## Start Stored rows
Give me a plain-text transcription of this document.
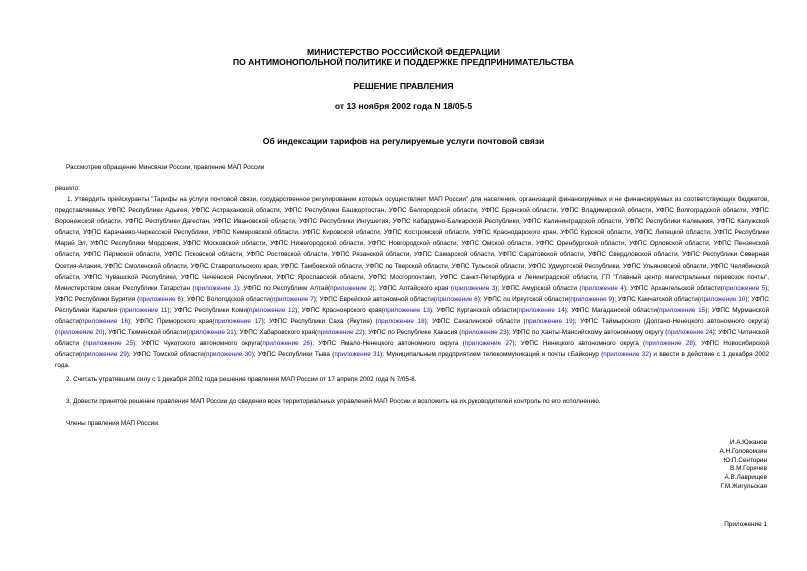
МИНИСТЕРСТВО РОССИЙСКОЙ ФЕДЕРАЦИИ
ПО АНТИМОНОПОЛЬНОЙ ПОЛИТИКЕ И ПОДДЕРЖКЕ ПРЕДПРИНИМАТЕЛЬСТВА
РЕШЕНИЕ ПРАВЛЕНИЯ
от 13 ноября 2002 года N 18/05-5
Об индексации тарифов на регулируемые услуги почтовой связи
Рассмотрев обращение Минсвязи России, правление МАП России
решило:
1. Утвердить прейскуранты "Тарифы на услуги почтовой связи, государственное регулирование которых осуществляет МАП России" для населения, организаций финансируемых и не финансируемых из соответствующих бюджетов, представляемых УФПС Республики Адыгея, УФПС Астраханской области, УФПС Республики Башкортостан, УФПС Белгородской области, УФПС Брянской области, УФПС Владимирской области, УФПС Волгоградской области, УФПС Воронежской области, УФПС Республики Дагестан, УФПС Ивановской области, УФПС Республики Ингушетия, УФПС Кабардино-Балкарской Республики, УФПС Калининградской области, УФПС Республики Калмыкия, УФПС Калужской области, УФПС Карачаево-Черкесской Республики, УФПС Кемеровской области, УФПС Кировской области, УФПС Костромской области, УФПС Краснодарского края, УФПС Курской области, УФПС Липецкой области, УФПС Республики Марий Эл, УФПС Республики Мордовия, УФПС Московской области, УФПС Нижегородской области, УФПС Новгородской области, УФПС Омской области, УФПС Оренбургской области, УФПС Орловской области, УФПС Пензенской области, УФПС Пермской области, УФПС Псковской области, УФПС Ростовской области, УФПС Рязанской области, УФПС Самарской области, УФПС Саратовской области, УФПС Свердловской области, УФПС Республики Северная Осетия-Алания, УФПС Смоленской области, УФПС Ставропольского края, УФПС Тамбовской области, УФПС по Тверской области, УФПС Тульской области, УФПС Удмуртской Республики, УФПС Ульяновской области, УФПС Челябинской области, УФПС Чувашской Республики, УФПС Чеченской Республики, УФПС Ярославской области, УФПС Мосгорпочтамт, УФПС Санкт-Петербурга и Ленинградской области, ГП "Главный центр магистральных перевозок почты", Министерством связи Республики Татарстан (приложение 1); УФПС по Республике Алтай(приложение 2); УФПС Алтайского края (приложение 3); УФПС Амурской области (приложение 4); УФПС Архангельской области(приложение 5); УФПС Республики Бурятия (приложение 6); УФПС Вологодской области(приложение 7); УФПС Еврейской автономной области(приложение 8); УФПС по Иркутской области(приложение 9); УФПС Камчатской области(приложение 10); УФПС Республики Карелия (приложение 11); УФПС Республики Коми(приложение 12); УФПС Красноярского края(приложение 13); УФПС Курганской области(приложение 14); УФПС Магаданской области(приложение 15); УФПС Мурманской области(приложение 16); УФПС Приморского края(приложение 17); УФПС Республики Саха (Якутия) (приложение 18); УФПС Сахалинской области (приложение 19); УФПС Таймырского (Долгано-Ненецкого автономного округа) (приложение 20); УФПС Тюменской области(приложение 21); УФПС Хабаровского края(приложение 22); УФПС по Республике Хакасия (приложение 23); УФПС по Ханты-Мансийскому автономному округу (приложение 24); УФПС Читинской области (приложение 25); УФПС Чукотского автономного округа(приложение 26); УФПС Ямало-Ненецкого автономного округа (приложение 27); УФПС Ненецкого автономного округа (приложение 28); УФПС Новосибирской области(приложение 29); УФПС Томской области(приложение 30); УФПС Республики Тыва (приложение 31); Муниципальным предприятием телекоммуникаций и почты г.Байконур (приложение 32) и ввести в действие с 1 декабря 2002 года.
2. Считать утратившим силу с 1 декабря 2002 года решение правления МАП России от 17 апреля 2002 года N 7/05-8.
3. Довести принятое решение правления МАП России до сведения всех территориальных управлений МАП России и возложить на их руководителей контроль по его исполнению.
Члены правления МАП России:
И.А.Южанов
А.Н.Головомзин
Ю.П.Сенторин
В.М.Горячев
А.В.Лаврищев
Г.М.Жигульская
Приложение 1
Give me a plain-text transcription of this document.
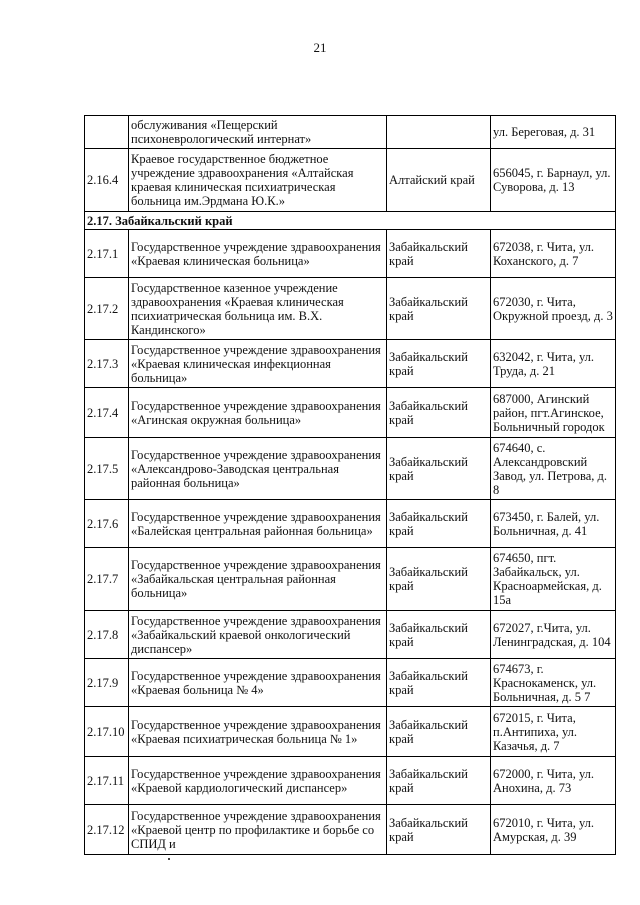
21
	обслуживания «Пещерский психоневрологический интернат»		ул. Береговая, д. 31
2.16.4	Краевое государственное бюджетное учреждение здравоохранения «Алтайская краевая клиническая психиатрическая больница им.Эрдмана Ю.К.»	Алтайский край	656045, г. Барнаул, ул. Суворова, д. 13
2.17. Забайкальский край			
2.17.1	Государственное учреждение здравоохранения «Краевая клиническая больница»	Забайкальский край	672038, г. Чита, ул. Коханского, д. 7
2.17.2	Государственное казенное учреждение здравоохранения «Краевая клиническая психиатрическая больница им. В.Х. Кандинского»	Забайкальский край	672030, г. Чита, Окружной проезд, д. 3
2.17.3	Государственное учреждение здравоохранения «Краевая клиническая инфекционная больница»	Забайкальский край	632042, г. Чита, ул. Труда, д. 21
2.17.4	Государственное учреждение здравоохранения «Агинская окружная больница»	Забайкальский край	687000, Агинский район, пгт.Агинское, Больничный городок
2.17.5	Государственное учреждение здравоохранения «Александрово-Заводская центральная районная больница»	Забайкальский край	674640, с. Александровский Завод, ул. Петрова, д. 8
2.17.6	Государственное учреждение здравоохранения «Балейская центральная районная больница»	Забайкальский край	673450, г. Балей, ул. Больничная, д. 41
2.17.7	Государственное учреждение здравоохранения «Забайкальская центральная районная больница»	Забайкальский край	674650, пгт. Забайкальск, ул. Красноармейская, д. 15а
2.17.8	Государственное учреждение здравоохранения «Забайкальский краевой онкологический диспансер»	Забайкальский край	672027, г.Чита, ул. Ленинградская, д. 104
2.17.9	Государственное учреждение здравоохранения «Краевая больница № 4»	Забайкальский край	674673, г. Краснокаменск, ул. Больничная, д. 5 7
2.17.10	Государственное учреждение здравоохранения «Краевая психиатрическая больница № 1»	Забайкальский край	672015, г. Чита, п.Антипиха, ул. Казачья, д. 7
2.17.11	Государственное учреждение здравоохранения «Краевой кардиологический диспансер»	Забайкальский край	672000, г. Чита, ул. Анохина, д. 73
2.17.12	Государственное учреждение здравоохранения «Краевой центр по профилактике и борьбе со СПИД и	Забайкальский край	672010, г. Чита, ул. Амурская, д. 39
## End Stored rows
◆ Written problem:
Except for the pictures, copy every line of the records above exactly.

◆ Response below:
Give me a plain-text transcription of this document.
МИНИСТЕРСТВО РОССИЙСКОЙ ФЕДЕРАЦИИ
ПО АНТИМОНОПОЛЬНОЙ ПОЛИТИКЕ И ПОДДЕРЖКЕ ПРЕДПРИНИМАТЕЛЬСТВА
РЕШЕНИЕ ПРАВЛЕНИЯ
от 13 ноября 2002 года N 18/05-5
Об индексации тарифов на регулируемые услуги почтовой связи
Рассмотрев обращение Минсвязи России, правление МАП России
решило:
1. Утвердить прейскуранты "Тарифы на услуги почтовой связи, государственное регулирование которых осуществляет МАП России" для населения, организаций финансируемых и не финансируемых из соответствующих бюджетов, представляемых УФПС Республики Адыгея, УФПС Астраханской области, УФПС Республики Башкортостан, УФПС Белгородской области, УФПС Брянской области, УФПС Владимирской области, УФПС Волгоградской области, УФПС Воронежской области, УФПС Республики Дагестан, УФПС Ивановской области, УФПС Республики Ингушетия, УФПС Кабардино-Балкарской Республики, УФПС Калининградской области, УФПС Республики Калмыкия, УФПС Калужской области, УФПС Карачаево-Черкесской Республики, УФПС Кемеровской области, УФПС Кировской области, УФПС Костромской области, УФПС Краснодарского края, УФПС Курской области, УФПС Липецкой области, УФПС Республики Марий Эл, УФПС Республики Мордовия, УФПС Московской области, УФПС Нижегородской области, УФПС Новгородской области, УФПС Омской области, УФПС Оренбургской области, УФПС Орловской области, УФПС Пензенской области, УФПС Пермской области, УФПС Псковской области, УФПС Ростовской области, УФПС Рязанской области, УФПС Самарской области, УФПС Саратовской области, УФПС Свердловской области, УФПС Республики Северная Осетия-Алания, УФПС Смоленской области, УФПС Ставропольского края, УФПС Тамбовской области, УФПС по Тверской области, УФПС Тульской области, УФПС Удмуртской Республики, УФПС Ульяновской области, УФПС Челябинской области, УФПС Чувашской Республики, УФПС Чеченской Республики, УФПС Ярославской области, УФПС Мосгорпочтамт, УФПС Санкт-Петербурга и Ленинградской области, ГП "Главный центр магистральных перевозок почты", Министерством связи Республики Татарстан (приложение 1); УФПС по Республике Алтай(приложение 2); УФПС Алтайского края (приложение 3); УФПС Амурской области (приложение 4); УФПС Архангельской области(приложение 5); УФПС Республики Бурятия (приложение 6); УФПС Вологодской области(приложение 7); УФПС Еврейской автономной области(приложение 8); УФПС по Иркутской области(приложение 9); УФПС Камчатской области(приложение 10); УФПС Республики Карелия (приложение 11); УФПС Республики Коми(приложение 12); УФПС Красноярского края(приложение 13); УФПС Курганской области(приложение 14); УФПС Магаданской области(приложение 15); УФПС Мурманской области(приложение 16); УФПС Приморского края(приложение 17); УФПС Республики Саха (Якутия) (приложение 18); УФПС Сахалинской области (приложение 19); УФПС Таймырского (Долгано-Ненецкого автономного округа) (приложение 20); УФПС Тюменской области(приложение 21); УФПС Хабаровского края(приложение 22); УФПС по Республике Хакасия (приложение 23); УФПС по Ханты-Мансийскому автономному округу (приложение 24); УФПС Читинской области (приложение 25); УФПС Чукотского автономного округа(приложение 26); УФПС Ямало-Ненецкого автономного округа (приложение 27); УФПС Ненецкого автономного округа (приложение 28); УФПС Новосибирской области(приложение 29); УФПС Томской области(приложение 30); УФПС Республики Тыва (приложение 31); Муниципальным предприятием телекоммуникаций и почты г.Байконур (приложение 32) и ввести в действие с 1 декабря 2002 года.
2. Считать утратившим силу с 1 декабря 2002 года решение правления МАП России от 17 апреля 2002 года N 7/05-8.
3. Довести принятое решение правления МАП России до сведения всех территориальных управлений МАП России и возложить на их руководителей контроль по его исполнению.
Члены правления МАП России:
И.А.Южанов
А.Н.Головомзин
Ю.П.Сенторин
В.М.Горячев
А.В.Лаврищев
Г.М.Жигульская
Приложение 1
Give me a plain-text transcription of this document.
21
	обслуживания «Пещерский психоневрологический интернат»		ул. Береговая, д. 31
2.16.4	Краевое государственное бюджетное учреждение здравоохранения «Алтайская краевая клиническая психиатрическая больница им.Эрдмана Ю.К.»	Алтайский край	656045, г. Барнаул, ул. Суворова, д. 13
2.17. Забайкальский край			
2.17.1	Государственное учреждение здравоохранения «Краевая клиническая больница»	Забайкальский край	672038, г. Чита, ул. Коханского, д. 7
2.17.2	Государственное казенное учреждение здравоохранения «Краевая клиническая психиатрическая больница им. В.Х. Кандинского»	Забайкальский край	672030, г. Чита, Окружной проезд, д. 3
2.17.3	Государственное учреждение здравоохранения «Краевая клиническая инфекционная больница»	Забайкальский край	632042, г. Чита, ул. Труда, д. 21
2.17.4	Государственное учреждение здравоохранения «Агинская окружная больница»	Забайкальский край	687000, Агинский район, пгт.Агинское, Больничный городок
2.17.5	Государственное учреждение здравоохранения «Александрово-Заводская центральная районная больница»	Забайкальский край	674640, с. Александровский Завод, ул. Петрова, д. 8
2.17.6	Государственное учреждение здравоохранения «Балейская центральная районная больница»	Забайкальский край	673450, г. Балей, ул. Больничная, д. 41
2.17.7	Государственное учреждение здравоохранения «Забайкальская центральная районная больница»	Забайкальский край	674650, пгт. Забайкальск, ул. Красноармейская, д. 15а
2.17.8	Государственное учреждение здравоохранения «Забайкальский краевой онкологический диспансер»	Забайкальский край	672027, г.Чита, ул. Ленинградская, д. 104
2.17.9	Государственное учреждение здравоохранения «Краевая больница № 4»	Забайкальский край	674673, г. Краснокаменск, ул. Больничная, д. 5 7
2.17.10	Государственное учреждение здравоохранения «Краевая психиатрическая больница № 1»	Забайкальский край	672015, г. Чита, п.Антипиха, ул. Казачья, д. 7
2.17.11	Государственное учреждение здравоохранения «Краевой кардиологический диспансер»	Забайкальский край	672000, г. Чита, ул. Анохина, д. 73
2.17.12	Государственное учреждение здравоохранения «Краевой центр по профилактике и борьбе со СПИД и	Забайкальский край	672010, г. Чита, ул. Амурская, д. 39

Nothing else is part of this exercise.